▶ What the task requires
Every entry should be repeated exactly. Omit the pictures.

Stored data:
┌────────

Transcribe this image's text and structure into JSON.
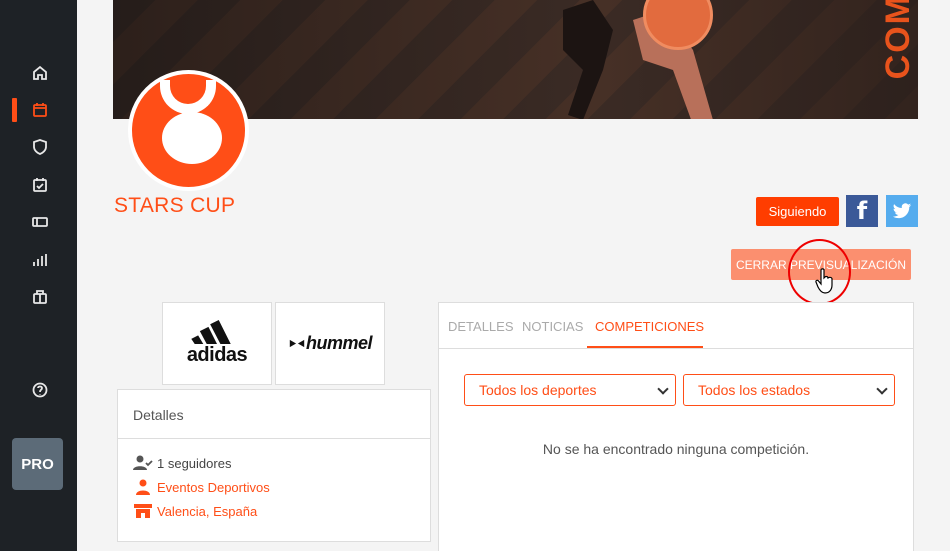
{
  "sidebar": {
    "icons": [
      "home-icon",
      "calendar-icon",
      "shield-icon",
      "calendar-check-icon",
      "ticket-icon",
      "bar-chart-icon",
      "briefcase-icon",
      "help-icon"
    ],
    "pro_label": "PRO"
  },
  "banner": {
    "text": "COM"
  },
  "org": {
    "name": "STARS CUP"
  },
  "actions": {
    "follow_label": "Siguiendo",
    "preview_label": "CERRAR PREVISUALIZACIÓN"
  },
  "sponsors": [
    "adidas",
    "hummel"
  ],
  "details": {
    "title": "Detalles",
    "followers": "1 seguidores",
    "category": "Eventos Deportivos",
    "location": "Valencia, España"
  },
  "tabs": {
    "items": [
      "DETALLES",
      "NOTICIAS",
      "COMPETICIONES"
    ],
    "active": "COMPETICIONES"
  },
  "filters": {
    "sport_selected": "Todos los deportes",
    "state_selected": "Todos los estados"
  },
  "competitions": {
    "empty_message": "No se ha encontrado ninguna competición."
  },
  "colors": {
    "accent": "#ff4e17",
    "sidebar": "#1e2226",
    "facebook": "#3b5998",
    "twitter": "#55acee"
  }
}
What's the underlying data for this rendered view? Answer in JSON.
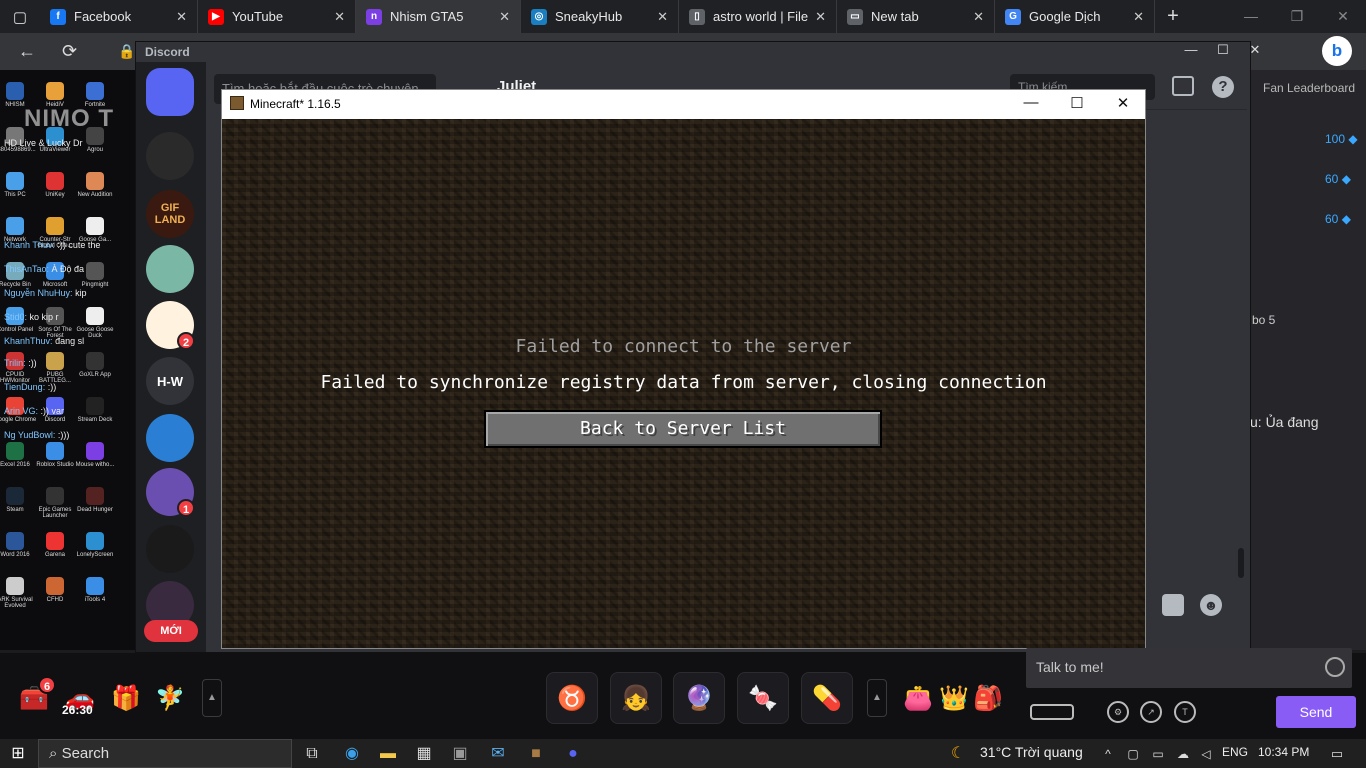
{
  "browser": {
    "tabs": [
      {
        "title": "Facebook",
        "icon": "facebook-icon",
        "color": "#1877f2",
        "glyph": "f"
      },
      {
        "title": "YouTube",
        "icon": "youtube-icon",
        "color": "#ff0000",
        "glyph": "▶"
      },
      {
        "title": "Nhism GTA5",
        "icon": "nimo-icon",
        "color": "#7b3fe4",
        "glyph": "n",
        "active": true
      },
      {
        "title": "SneakyHub",
        "icon": "sneakyhub-icon",
        "color": "#1a7fc1",
        "glyph": "◎"
      },
      {
        "title": "astro world | File",
        "icon": "document-icon",
        "color": "#5f6368",
        "glyph": "▯"
      },
      {
        "title": "New tab",
        "icon": "newtab-icon",
        "color": "#5f6368",
        "glyph": "▭"
      },
      {
        "title": "Google Dịch",
        "icon": "google-translate-icon",
        "color": "#4285f4",
        "glyph": "G"
      }
    ]
  },
  "nimo": {
    "logo": "NIMO T",
    "desktop_icons": [
      {
        "label": "NHISM",
        "c": "#2a5fb0"
      },
      {
        "label": "HeidiV",
        "c": "#e8a03a"
      },
      {
        "label": "Fortnite",
        "c": "#3b6fd4"
      },
      {
        "label": "z3804598869...",
        "c": "#777"
      },
      {
        "label": "UltraViewer",
        "c": "#2b8fd0"
      },
      {
        "label": "Agrou",
        "c": "#444"
      },
      {
        "label": "This PC",
        "c": "#4aa0e8"
      },
      {
        "label": "UniKey",
        "c": "#d33"
      },
      {
        "label": "New Audition",
        "c": "#d85"
      },
      {
        "label": "Network",
        "c": "#4aa0e8"
      },
      {
        "label": "Counter-Str Global Offe...",
        "c": "#e0a030"
      },
      {
        "label": "Goose Ga...",
        "c": "#eee"
      },
      {
        "label": "Recycle Bin",
        "c": "#7ab"
      },
      {
        "label": "Microsoft",
        "c": "#3a8ee6"
      },
      {
        "label": "Pingmight",
        "c": "#555"
      },
      {
        "label": "Control Panel",
        "c": "#4aa0e8"
      },
      {
        "label": "Sons Of The Forest",
        "c": "#555"
      },
      {
        "label": "Goose Goose Duck",
        "c": "#eee"
      },
      {
        "label": "CPUID HWMonitor",
        "c": "#c33"
      },
      {
        "label": "PUBG BATTLEG...",
        "c": "#c9a24b"
      },
      {
        "label": "GoXLR App",
        "c": "#333"
      },
      {
        "label": "Google Chrome",
        "c": "#e94335"
      },
      {
        "label": "Discord",
        "c": "#5865f2"
      },
      {
        "label": "Stream Deck",
        "c": "#222"
      },
      {
        "label": "Excel 2016",
        "c": "#1e7145"
      },
      {
        "label": "Roblox Studio",
        "c": "#3a8ee6"
      },
      {
        "label": "Mouse witho...",
        "c": "#7b3fe4"
      },
      {
        "label": "Steam",
        "c": "#1b2838"
      },
      {
        "label": "Epic Games Launcher",
        "c": "#333"
      },
      {
        "label": "Dead Hunger",
        "c": "#522"
      },
      {
        "label": "Word 2016",
        "c": "#2b579a"
      },
      {
        "label": "Garena",
        "c": "#e33"
      },
      {
        "label": "LonelyScreen",
        "c": "#2b8fd0"
      },
      {
        "label": "ARK Survival Evolved",
        "c": "#ccc"
      },
      {
        "label": "CFHD",
        "c": "#c63"
      },
      {
        "label": "iTools 4",
        "c": "#3a8ee6"
      }
    ],
    "chat": [
      {
        "user": "",
        "text": "HD Live & Lucky Dr"
      },
      {
        "user": "Khanh Thuv:",
        "text": ":)) cute the"
      },
      {
        "user": "ThisAnTao:",
        "text": "À Độ đa"
      },
      {
        "user": "Nguyễn NhuHuy:",
        "text": "kip"
      },
      {
        "user": "Stid0:",
        "text": "ko kip r"
      },
      {
        "user": "KhanhThuv:",
        "text": "đang sl"
      },
      {
        "user": "Trilin:",
        "text": ":))"
      },
      {
        "user": "TienDung:",
        "text": ":))"
      },
      {
        "user": "Arin VG:",
        "text": ":)) var"
      },
      {
        "user": "Ng YudBowl:",
        "text": ":)))"
      }
    ]
  },
  "rightpanel": {
    "title": "Fan Leaderboard",
    "values": [
      "100",
      "60",
      "60"
    ],
    "text1": "bo 5",
    "text2": "u: Ủa đang"
  },
  "discord": {
    "title": "Discord",
    "search_placeholder": "Tìm hoặc bắt đầu cuộc trò chuyện",
    "channel": "Juliet",
    "find_placeholder": "Tìm kiếm",
    "help": "?",
    "new_label": "MỚI",
    "servers": [
      {
        "name": "discord-home",
        "text": "",
        "bg": "#5865f2"
      },
      {
        "name": "valorant",
        "text": "",
        "bg": "#2a2a2a"
      },
      {
        "name": "gif-land",
        "text": "GIF LAND",
        "bg": "#3a1a10"
      },
      {
        "name": "minecraft-realm",
        "text": "",
        "bg": "#7bb7a5"
      },
      {
        "name": "orange-server",
        "text": "",
        "bg": "#fff3e0",
        "badge": "2"
      },
      {
        "name": "h-w",
        "text": "H-W",
        "bg": "#313338"
      },
      {
        "name": "blue-server",
        "text": "",
        "bg": "#2a7fd4"
      },
      {
        "name": "avatar-server",
        "text": "",
        "bg": "#6b4fb0",
        "badge": "1"
      },
      {
        "name": "arrow-server",
        "text": "",
        "bg": "#1a1a1a"
      },
      {
        "name": "anime-server",
        "text": "",
        "bg": "#3a2a40"
      }
    ]
  },
  "minecraft": {
    "window_title": "Minecraft* 1.16.5",
    "error_title": "Failed to connect to the server",
    "error_message": "Failed to synchronize registry data from server, closing connection",
    "back_button": "Back to Server List"
  },
  "gifts": {
    "chest_badge": "6",
    "timer": "26:30",
    "chat_placeholder": "Talk to me!",
    "send": "Send"
  },
  "taskbar": {
    "search": "Search",
    "weather": "31°C  Trời quang",
    "lang": "ENG",
    "time": "10:34 PM"
  }
}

└────────

▶ Response to the task
Transcribe this image's text and structure into JSON.
{
  "sidebar": {
    "icons": [
      "home-icon",
      "calendar-icon",
      "shield-icon",
      "calendar-check-icon",
      "ticket-icon",
      "bar-chart-icon",
      "briefcase-icon",
      "help-icon"
    ],
    "pro_label": "PRO"
  },
  "banner": {
    "text": "COM"
  },
  "org": {
    "name": "STARS CUP"
  },
  "actions": {
    "follow_label": "Siguiendo",
    "preview_label": "CERRAR PREVISUALIZACIÓN"
  },
  "sponsors": [
    "adidas",
    "hummel"
  ],
  "details": {
    "title": "Detalles",
    "followers": "1 seguidores",
    "category": "Eventos Deportivos",
    "location": "Valencia, España"
  },
  "tabs": {
    "items": [
      "DETALLES",
      "NOTICIAS",
      "COMPETICIONES"
    ],
    "active": "COMPETICIONES"
  },
  "filters": {
    "sport_selected": "Todos los deportes",
    "state_selected": "Todos los estados"
  },
  "competitions": {
    "empty_message": "No se ha encontrado ninguna competición."
  },
  "colors": {
    "accent": "#ff4e17",
    "sidebar": "#1e2226",
    "facebook": "#3b5998",
    "twitter": "#55acee"
  }
}
What's the underlying data for this rendered view? Answer in JSON.
{
  "browser": {
    "tabs": [
      {
        "title": "Facebook",
        "icon": "facebook-icon",
        "color": "#1877f2",
        "glyph": "f"
      },
      {
        "title": "YouTube",
        "icon": "youtube-icon",
        "color": "#ff0000",
        "glyph": "▶"
      },
      {
        "title": "Nhism GTA5",
        "icon": "nimo-icon",
        "color": "#7b3fe4",
        "glyph": "n",
        "active": true
      },
      {
        "title": "SneakyHub",
        "icon": "sneakyhub-icon",
        "color": "#1a7fc1",
        "glyph": "◎"
      },
      {
        "title": "astro world | File",
        "icon": "document-icon",
        "color": "#5f6368",
        "glyph": "▯"
      },
      {
        "title": "New tab",
        "icon": "newtab-icon",
        "color": "#5f6368",
        "glyph": "▭"
      },
      {
        "title": "Google Dịch",
        "icon": "google-translate-icon",
        "color": "#4285f4",
        "glyph": "G"
      }
    ]
  },
  "nimo": {
    "logo": "NIMO T",
    "desktop_icons": [
      {
        "label": "NHISM",
        "c": "#2a5fb0"
      },
      {
        "label": "HeidiV",
        "c": "#e8a03a"
      },
      {
        "label": "Fortnite",
        "c": "#3b6fd4"
      },
      {
        "label": "z3804598869...",
        "c": "#777"
      },
      {
        "label": "UltraViewer",
        "c": "#2b8fd0"
      },
      {
        "label": "Agrou",
        "c": "#444"
      },
      {
        "label": "This PC",
        "c": "#4aa0e8"
      },
      {
        "label": "UniKey",
        "c": "#d33"
      },
      {
        "label": "New Audition",
        "c": "#d85"
      },
      {
        "label": "Network",
        "c": "#4aa0e8"
      },
      {
        "label": "Counter-Str Global Offe...",
        "c": "#e0a030"
      },
      {
        "label": "Goose Ga...",
        "c": "#eee"
      },
      {
        "label": "Recycle Bin",
        "c": "#7ab"
      },
      {
        "label": "Microsoft",
        "c": "#3a8ee6"
      },
      {
        "label": "Pingmight",
        "c": "#555"
      },
      {
        "label": "Control Panel",
        "c": "#4aa0e8"
      },
      {
        "label": "Sons Of The Forest",
        "c": "#555"
      },
      {
        "label": "Goose Goose Duck",
        "c": "#eee"
      },
      {
        "label": "CPUID HWMonitor",
        "c": "#c33"
      },
      {
        "label": "PUBG BATTLEG...",
        "c": "#c9a24b"
      },
      {
        "label": "GoXLR App",
        "c": "#333"
      },
      {
        "label": "Google Chrome",
        "c": "#e94335"
      },
      {
        "label": "Discord",
        "c": "#5865f2"
      },
      {
        "label": "Stream Deck",
        "c": "#222"
      },
      {
        "label": "Excel 2016",
        "c": "#1e7145"
      },
      {
        "label": "Roblox Studio",
        "c": "#3a8ee6"
      },
      {
        "label": "Mouse witho...",
        "c": "#7b3fe4"
      },
      {
        "label": "Steam",
        "c": "#1b2838"
      },
      {
        "label": "Epic Games Launcher",
        "c": "#333"
      },
      {
        "label": "Dead Hunger",
        "c": "#522"
      },
      {
        "label": "Word 2016",
        "c": "#2b579a"
      },
      {
        "label": "Garena",
        "c": "#e33"
      },
      {
        "label": "LonelyScreen",
        "c": "#2b8fd0"
      },
      {
        "label": "ARK Survival Evolved",
        "c": "#ccc"
      },
      {
        "label": "CFHD",
        "c": "#c63"
      },
      {
        "label": "iTools 4",
        "c": "#3a8ee6"
      }
    ],
    "chat": [
      {
        "user": "",
        "text": "HD Live & Lucky Dr"
      },
      {
        "user": "Khanh Thuv:",
        "text": ":)) cute the"
      },
      {
        "user": "ThisAnTao:",
        "text": "À Độ đa"
      },
      {
        "user": "Nguyễn NhuHuy:",
        "text": "kip"
      },
      {
        "user": "Stid0:",
        "text": "ko kip r"
      },
      {
        "user": "KhanhThuv:",
        "text": "đang sl"
      },
      {
        "user": "Trilin:",
        "text": ":))"
      },
      {
        "user": "TienDung:",
        "text": ":))"
      },
      {
        "user": "Arin VG:",
        "text": ":)) var"
      },
      {
        "user": "Ng YudBowl:",
        "text": ":)))"
      }
    ]
  },
  "rightpanel": {
    "title": "Fan Leaderboard",
    "values": [
      "100",
      "60",
      "60"
    ],
    "text1": "bo 5",
    "text2": "u: Ủa đang"
  },
  "discord": {
    "title": "Discord",
    "search_placeholder": "Tìm hoặc bắt đầu cuộc trò chuyện",
    "channel": "Juliet",
    "find_placeholder": "Tìm kiếm",
    "help": "?",
    "new_label": "MỚI",
    "servers": [
      {
        "name": "discord-home",
        "text": "",
        "bg": "#5865f2"
      },
      {
        "name": "valorant",
        "text": "",
        "bg": "#2a2a2a"
      },
      {
        "name": "gif-land",
        "text": "GIF LAND",
        "bg": "#3a1a10"
      },
      {
        "name": "minecraft-realm",
        "text": "",
        "bg": "#7bb7a5"
      },
      {
        "name": "orange-server",
        "text": "",
        "bg": "#fff3e0",
        "badge": "2"
      },
      {
        "name": "h-w",
        "text": "H-W",
        "bg": "#313338"
      },
      {
        "name": "blue-server",
        "text": "",
        "bg": "#2a7fd4"
      },
      {
        "name": "avatar-server",
        "text": "",
        "bg": "#6b4fb0",
        "badge": "1"
      },
      {
        "name": "arrow-server",
        "text": "",
        "bg": "#1a1a1a"
      },
      {
        "name": "anime-server",
        "text": "",
        "bg": "#3a2a40"
      }
    ]
  },
  "minecraft": {
    "window_title": "Minecraft* 1.16.5",
    "error_title": "Failed to connect to the server",
    "error_message": "Failed to synchronize registry data from server, closing connection",
    "back_button": "Back to Server List"
  },
  "gifts": {
    "chest_badge": "6",
    "timer": "26:30",
    "chat_placeholder": "Talk to me!",
    "send": "Send"
  },
  "taskbar": {
    "search": "Search",
    "weather": "31°C  Trời quang",
    "lang": "ENG",
    "time": "10:34 PM"
  }
}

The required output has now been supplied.